Exercise objective => Copy, from the entries below, each line in which the string "Response" appears.

Material for this task =>
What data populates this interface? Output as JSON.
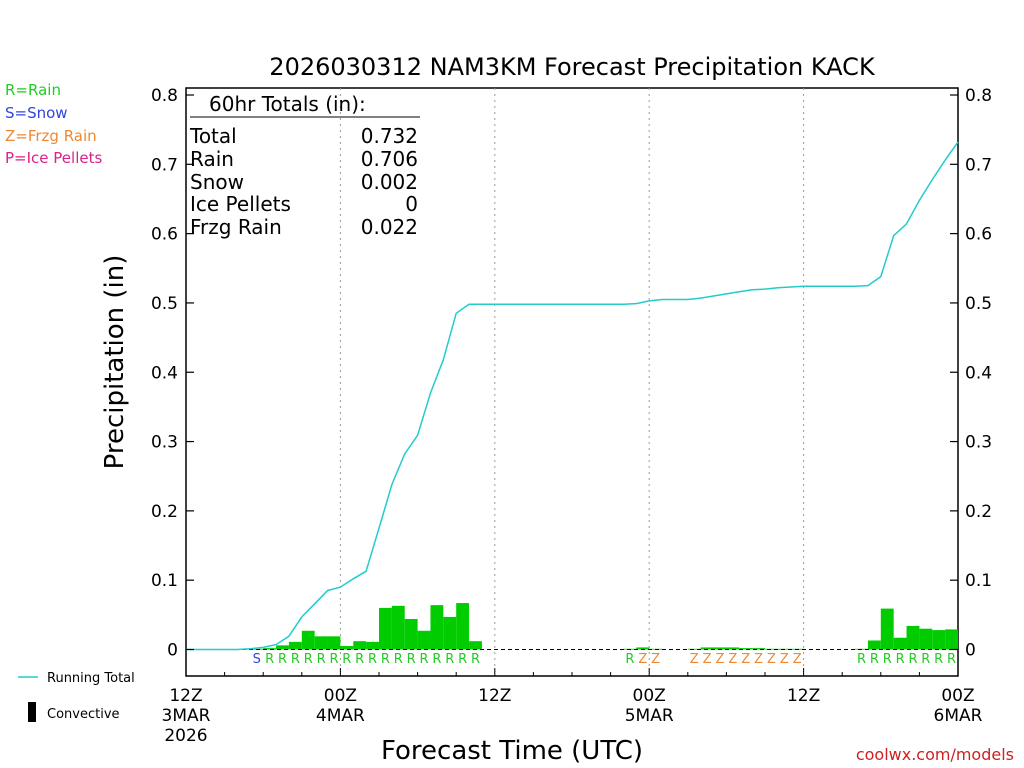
{
  "legend_types": {
    "rain": {
      "text": "R=Rain",
      "color": "#22cc22"
    },
    "snow": {
      "text": "S=Snow",
      "color": "#3344dd"
    },
    "frzg": {
      "text": "Z=Frzg Rain",
      "color": "#ee8833"
    },
    "ice": {
      "text": "P=Ice Pellets",
      "color": "#dd2288"
    }
  },
  "legend_lines": {
    "running_total": {
      "text": "Running Total",
      "color": "#22cccc"
    },
    "convective": {
      "text": "Convective",
      "color": "#000000"
    }
  },
  "credit": "coolwx.com/models",
  "totals": {
    "header": "60hr Totals (in):",
    "rows": [
      {
        "label": "Total",
        "value": "0.732"
      },
      {
        "label": "Rain",
        "value": "0.706"
      },
      {
        "label": "Snow",
        "value": "0.002"
      },
      {
        "label": "Ice Pellets",
        "value": "0"
      },
      {
        "label": "Frzg Rain",
        "value": "0.022"
      }
    ]
  },
  "chart_data": {
    "type": "bar",
    "title": "2026030312 NAM3KM Forecast Precipitation KACK",
    "xlabel": "Forecast Time (UTC)",
    "ylabel": "Precipitation (in)",
    "ylim": [
      0,
      0.8
    ],
    "xlim": [
      0,
      60
    ],
    "yticks": [
      0,
      0.1,
      0.2,
      0.3,
      0.4,
      0.5,
      0.6,
      0.7,
      0.8
    ],
    "xticks": [
      {
        "hour": 0,
        "lines": [
          "12Z",
          "3MAR",
          "2026"
        ]
      },
      {
        "hour": 12,
        "lines": [
          "00Z",
          "4MAR"
        ]
      },
      {
        "hour": 24,
        "lines": [
          "12Z"
        ]
      },
      {
        "hour": 36,
        "lines": [
          "00Z",
          "5MAR"
        ]
      },
      {
        "hour": 48,
        "lines": [
          "12Z"
        ]
      },
      {
        "hour": 60,
        "lines": [
          "00Z",
          "6MAR"
        ]
      }
    ],
    "grid_hours": [
      12,
      24,
      36,
      48
    ],
    "colors": {
      "bar": "#00cc00",
      "line": "#22cccc",
      "rain": "#22cc22",
      "snow": "#3344dd",
      "frzg": "#ee8833"
    },
    "hourly_precip": {
      "name": "Hourly Precipitation",
      "hours": [
        6,
        7,
        8,
        9,
        10,
        11,
        12,
        13,
        14,
        15,
        16,
        17,
        18,
        19,
        20,
        21,
        22,
        23,
        24,
        35,
        36,
        37,
        40,
        41,
        42,
        43,
        44,
        45,
        46,
        47,
        48,
        53,
        54,
        55,
        56,
        57,
        58,
        59,
        60
      ],
      "values": [
        0.001,
        0.002,
        0.006,
        0.011,
        0.027,
        0.019,
        0.019,
        0.005,
        0.012,
        0.011,
        0.06,
        0.063,
        0.044,
        0.027,
        0.064,
        0.047,
        0.067,
        0.012,
        0.0,
        0.001,
        0.003,
        0.001,
        0.001,
        0.003,
        0.003,
        0.003,
        0.002,
        0.002,
        0.001,
        0.001,
        0.001,
        0.001,
        0.013,
        0.059,
        0.017,
        0.034,
        0.03,
        0.028,
        0.029
      ]
    },
    "running_total": {
      "name": "Running Total",
      "hours": [
        0,
        1,
        2,
        3,
        4,
        5,
        6,
        7,
        8,
        9,
        10,
        11,
        12,
        13,
        14,
        15,
        16,
        17,
        18,
        19,
        20,
        21,
        22,
        23,
        24,
        25,
        26,
        27,
        28,
        29,
        30,
        31,
        32,
        33,
        34,
        35,
        36,
        37,
        38,
        39,
        40,
        41,
        42,
        43,
        44,
        45,
        46,
        47,
        48,
        49,
        50,
        51,
        52,
        53,
        54,
        55,
        56,
        57,
        58,
        59,
        60
      ],
      "values": [
        0,
        0,
        0,
        0,
        0,
        0.001,
        0.003,
        0.007,
        0.019,
        0.047,
        0.066,
        0.085,
        0.09,
        0.102,
        0.113,
        0.175,
        0.238,
        0.282,
        0.309,
        0.37,
        0.418,
        0.485,
        0.498,
        0.498,
        0.498,
        0.498,
        0.498,
        0.498,
        0.498,
        0.498,
        0.498,
        0.498,
        0.498,
        0.498,
        0.498,
        0.499,
        0.503,
        0.505,
        0.505,
        0.505,
        0.507,
        0.51,
        0.513,
        0.516,
        0.519,
        0.52,
        0.522,
        0.523,
        0.524,
        0.524,
        0.524,
        0.524,
        0.524,
        0.525,
        0.538,
        0.597,
        0.614,
        0.648,
        0.678,
        0.706,
        0.732
      ]
    },
    "ptype_labels": [
      {
        "hour": 6,
        "type": "S"
      },
      {
        "hour": 7,
        "type": "R"
      },
      {
        "hour": 8,
        "type": "R"
      },
      {
        "hour": 9,
        "type": "R"
      },
      {
        "hour": 10,
        "type": "R"
      },
      {
        "hour": 11,
        "type": "R"
      },
      {
        "hour": 12,
        "type": "R"
      },
      {
        "hour": 13,
        "type": "R"
      },
      {
        "hour": 14,
        "type": "R"
      },
      {
        "hour": 15,
        "type": "R"
      },
      {
        "hour": 16,
        "type": "R"
      },
      {
        "hour": 17,
        "type": "R"
      },
      {
        "hour": 18,
        "type": "R"
      },
      {
        "hour": 19,
        "type": "R"
      },
      {
        "hour": 20,
        "type": "R"
      },
      {
        "hour": 21,
        "type": "R"
      },
      {
        "hour": 22,
        "type": "R"
      },
      {
        "hour": 23,
        "type": "R"
      },
      {
        "hour": 35,
        "type": "R"
      },
      {
        "hour": 36,
        "type": "Z"
      },
      {
        "hour": 37,
        "type": "Z"
      },
      {
        "hour": 40,
        "type": "Z"
      },
      {
        "hour": 41,
        "type": "Z"
      },
      {
        "hour": 42,
        "type": "Z"
      },
      {
        "hour": 43,
        "type": "Z"
      },
      {
        "hour": 44,
        "type": "Z"
      },
      {
        "hour": 45,
        "type": "Z"
      },
      {
        "hour": 46,
        "type": "Z"
      },
      {
        "hour": 47,
        "type": "Z"
      },
      {
        "hour": 48,
        "type": "Z"
      },
      {
        "hour": 53,
        "type": "R"
      },
      {
        "hour": 54,
        "type": "R"
      },
      {
        "hour": 55,
        "type": "R"
      },
      {
        "hour": 56,
        "type": "R"
      },
      {
        "hour": 57,
        "type": "R"
      },
      {
        "hour": 58,
        "type": "R"
      },
      {
        "hour": 59,
        "type": "R"
      },
      {
        "hour": 60,
        "type": "R"
      }
    ]
  }
}
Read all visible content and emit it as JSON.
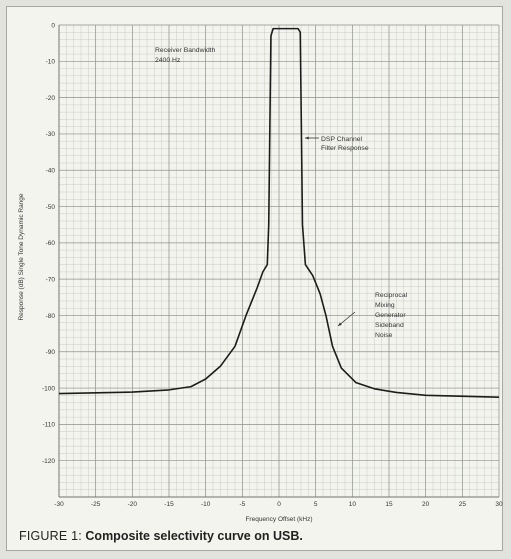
{
  "caption": {
    "lead": "FIGURE 1:",
    "text": "Composite selectivity curve on USB."
  },
  "colors": {
    "grid": "#b9bcb5",
    "curve": "#1c1c1c",
    "text": "#333333",
    "paper": "#f4f4ef"
  },
  "chart_data": {
    "type": "line",
    "title": "",
    "xlabel": "Frequency Offset (kHz)",
    "ylabel": "Response (dB) Single Tone Dynamic Range",
    "xlim": [
      -30,
      30
    ],
    "ylim": [
      -130,
      0
    ],
    "x_ticks": [
      -30,
      -25,
      -20,
      -15,
      -10,
      -5,
      0,
      5,
      10,
      15,
      20,
      25,
      30
    ],
    "y_ticks": [
      0,
      -10,
      -20,
      -30,
      -40,
      -50,
      -60,
      -70,
      -80,
      -90,
      -100,
      -110,
      -120
    ],
    "grid": true,
    "annotations": [
      {
        "lines": [
          "Receiver Bandwidth",
          "2400 Hz"
        ]
      },
      {
        "lines": [
          "DSP Channel",
          "Filter Response"
        ],
        "arrow": true
      },
      {
        "lines": [
          "Reciprocal",
          "Mixing",
          "Generator",
          "Sideband",
          "Noise"
        ],
        "arrow": true
      }
    ],
    "series": [
      {
        "x": [
          -30,
          -20,
          -15,
          -12,
          -10,
          -8,
          -6,
          -4.5,
          -3,
          -2.2,
          -1.6,
          -1.4,
          -1.1,
          -0.8,
          1.2,
          2.6,
          2.9,
          3.2,
          3.6,
          4.6,
          5.6,
          6.4,
          7.3,
          8.5,
          10.5,
          13,
          16,
          20,
          30
        ],
        "y": [
          -101.5,
          -101.1,
          -100.5,
          -99.6,
          -97.5,
          -94,
          -88.5,
          -80,
          -72.5,
          -68,
          -66,
          -55,
          -3,
          -1,
          -1,
          -1,
          -2,
          -55,
          -66,
          -69,
          -74,
          -80,
          -88.5,
          -94.5,
          -98.5,
          -100.2,
          -101.2,
          -102,
          -102.5
        ]
      }
    ]
  }
}
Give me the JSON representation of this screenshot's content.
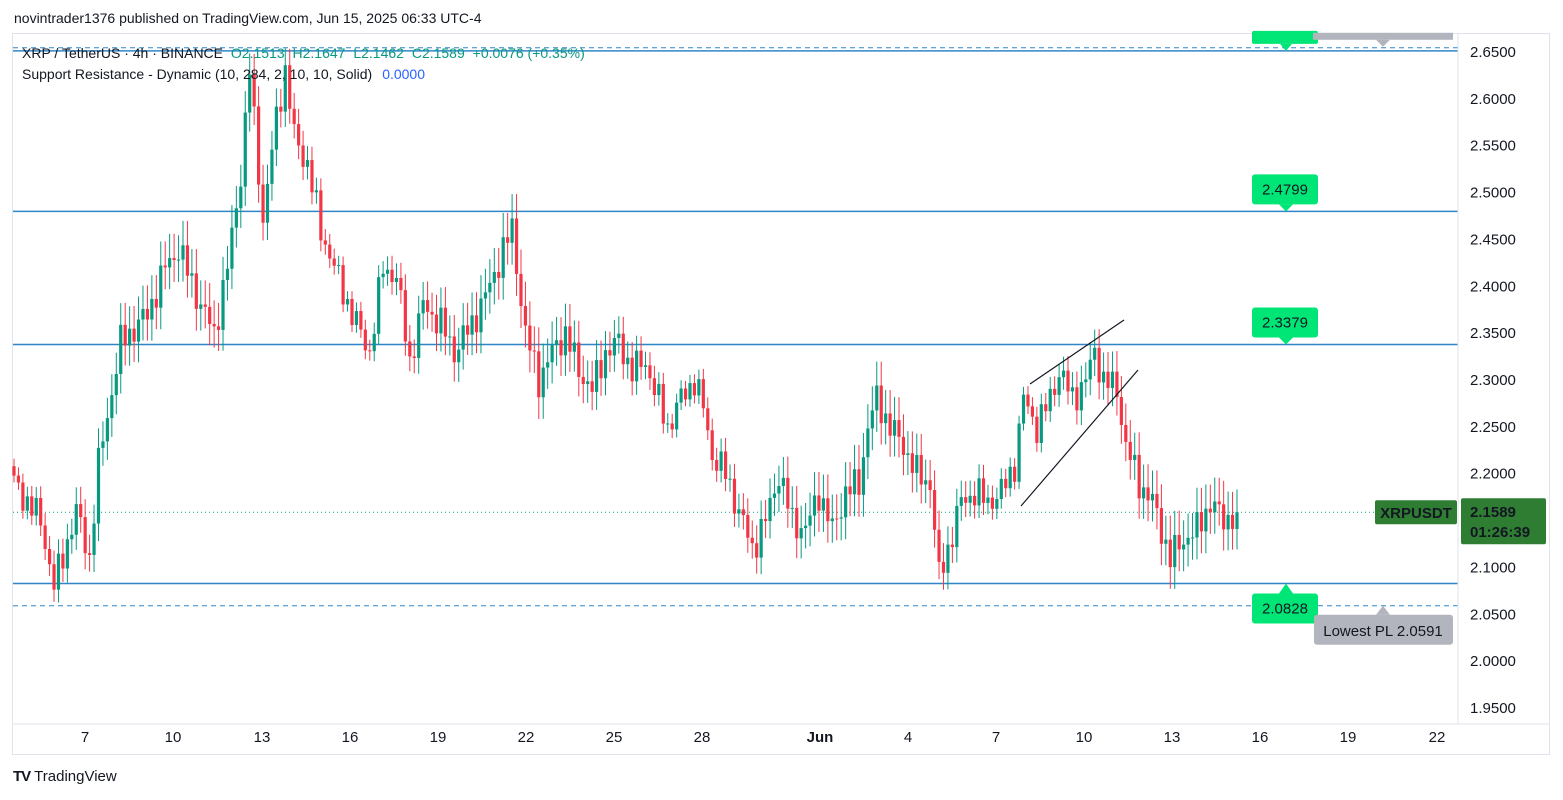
{
  "header": {
    "published_by": "novintrader1376 published on TradingView.com, Jun 15, 2025 06:33 UTC-4"
  },
  "legend": {
    "symbol": "XRP / TetherUS · 4h · BINANCE",
    "open": "O2.1513",
    "high": "H2.1647",
    "low": "L2.1462",
    "close": "C2.1589",
    "change": "+0.0076 (+0.35%)",
    "indicator": "Support Resistance - Dynamic (10, 284, 2, 10, 10, Solid)",
    "indicator_value": "0.0000"
  },
  "footer": {
    "brand": "TradingView"
  },
  "colors": {
    "up": "#089981",
    "down": "#f23645",
    "level": "#2e86c8",
    "tag": "#00e676",
    "price_tag": "#2e7d32",
    "gray_tag": "#b2b5be"
  },
  "icons": {
    "logo": "tradingview-logo-icon"
  },
  "chart_data": {
    "type": "candlestick",
    "symbol": "XRPUSDT",
    "timeframe": "4h",
    "ylim": [
      1.93,
      2.67
    ],
    "y_ticks": [
      "2.6500",
      "2.6000",
      "2.5500",
      "2.5000",
      "2.4500",
      "2.4000",
      "2.3500",
      "2.3000",
      "2.2500",
      "2.2000",
      "2.1500",
      "2.1000",
      "2.0500",
      "2.0000",
      "1.9500"
    ],
    "x_ticks": [
      "7",
      "10",
      "13",
      "16",
      "19",
      "22",
      "25",
      "28",
      "Jun",
      "4",
      "7",
      "10",
      "13",
      "16",
      "19",
      "22"
    ],
    "levels": [
      {
        "value": 2.6512,
        "label": ""
      },
      {
        "value": 2.4799,
        "label": "2.4799"
      },
      {
        "value": 2.3379,
        "label": "2.3379"
      },
      {
        "value": 2.0828,
        "label": "2.0828"
      }
    ],
    "dashed_levels": [
      2.6545,
      2.0591
    ],
    "lowest_pl_label": "Lowest PL 2.0591",
    "last_price": "2.1589",
    "countdown": "01:26:39",
    "symbol_label": "XRPUSDT",
    "anchors": [
      [
        0,
        2.19
      ],
      [
        6,
        2.15
      ],
      [
        9,
        2.08
      ],
      [
        14,
        2.16
      ],
      [
        17,
        2.11
      ],
      [
        19,
        2.21
      ],
      [
        24,
        2.34
      ],
      [
        30,
        2.37
      ],
      [
        34,
        2.42
      ],
      [
        37,
        2.44
      ],
      [
        42,
        2.38
      ],
      [
        45,
        2.35
      ],
      [
        48,
        2.42
      ],
      [
        51,
        2.52
      ],
      [
        53,
        2.63
      ],
      [
        56,
        2.47
      ],
      [
        59,
        2.58
      ],
      [
        61,
        2.63
      ],
      [
        63,
        2.56
      ],
      [
        66,
        2.53
      ],
      [
        69,
        2.46
      ],
      [
        72,
        2.42
      ],
      [
        76,
        2.37
      ],
      [
        80,
        2.33
      ],
      [
        83,
        2.42
      ],
      [
        86,
        2.41
      ],
      [
        89,
        2.32
      ],
      [
        92,
        2.38
      ],
      [
        96,
        2.36
      ],
      [
        99,
        2.33
      ],
      [
        103,
        2.36
      ],
      [
        107,
        2.4
      ],
      [
        110,
        2.44
      ],
      [
        112,
        2.46
      ],
      [
        115,
        2.35
      ],
      [
        118,
        2.3
      ],
      [
        121,
        2.33
      ],
      [
        124,
        2.35
      ],
      [
        127,
        2.31
      ],
      [
        130,
        2.29
      ],
      [
        133,
        2.33
      ],
      [
        136,
        2.34
      ],
      [
        139,
        2.31
      ],
      [
        142,
        2.32
      ],
      [
        144,
        2.29
      ],
      [
        147,
        2.25
      ],
      [
        150,
        2.28
      ],
      [
        153,
        2.3
      ],
      [
        155,
        2.27
      ],
      [
        157,
        2.22
      ],
      [
        160,
        2.2
      ],
      [
        163,
        2.16
      ],
      [
        166,
        2.12
      ],
      [
        169,
        2.15
      ],
      [
        172,
        2.2
      ],
      [
        175,
        2.15
      ],
      [
        178,
        2.14
      ],
      [
        181,
        2.18
      ],
      [
        184,
        2.14
      ],
      [
        187,
        2.18
      ],
      [
        190,
        2.19
      ],
      [
        192,
        2.25
      ],
      [
        194,
        2.28
      ],
      [
        197,
        2.25
      ],
      [
        200,
        2.23
      ],
      [
        203,
        2.2
      ],
      [
        206,
        2.19
      ],
      [
        208,
        2.09
      ],
      [
        210,
        2.12
      ],
      [
        213,
        2.17
      ],
      [
        216,
        2.18
      ],
      [
        219,
        2.17
      ],
      [
        222,
        2.18
      ],
      [
        225,
        2.21
      ],
      [
        227,
        2.28
      ],
      [
        230,
        2.25
      ],
      [
        233,
        2.28
      ],
      [
        235,
        2.31
      ],
      [
        238,
        2.28
      ],
      [
        241,
        2.3
      ],
      [
        243,
        2.33
      ],
      [
        245,
        2.3
      ],
      [
        248,
        2.29
      ],
      [
        250,
        2.23
      ],
      [
        253,
        2.19
      ],
      [
        256,
        2.17
      ],
      [
        258,
        2.14
      ],
      [
        260,
        2.11
      ],
      [
        263,
        2.13
      ],
      [
        266,
        2.14
      ],
      [
        269,
        2.17
      ],
      [
        272,
        2.15
      ],
      [
        275,
        2.1589
      ]
    ]
  }
}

Result of this exercise =>
    "ylabel": "Response (dB) Single Tone Dynamic Range",
          "Filter Response"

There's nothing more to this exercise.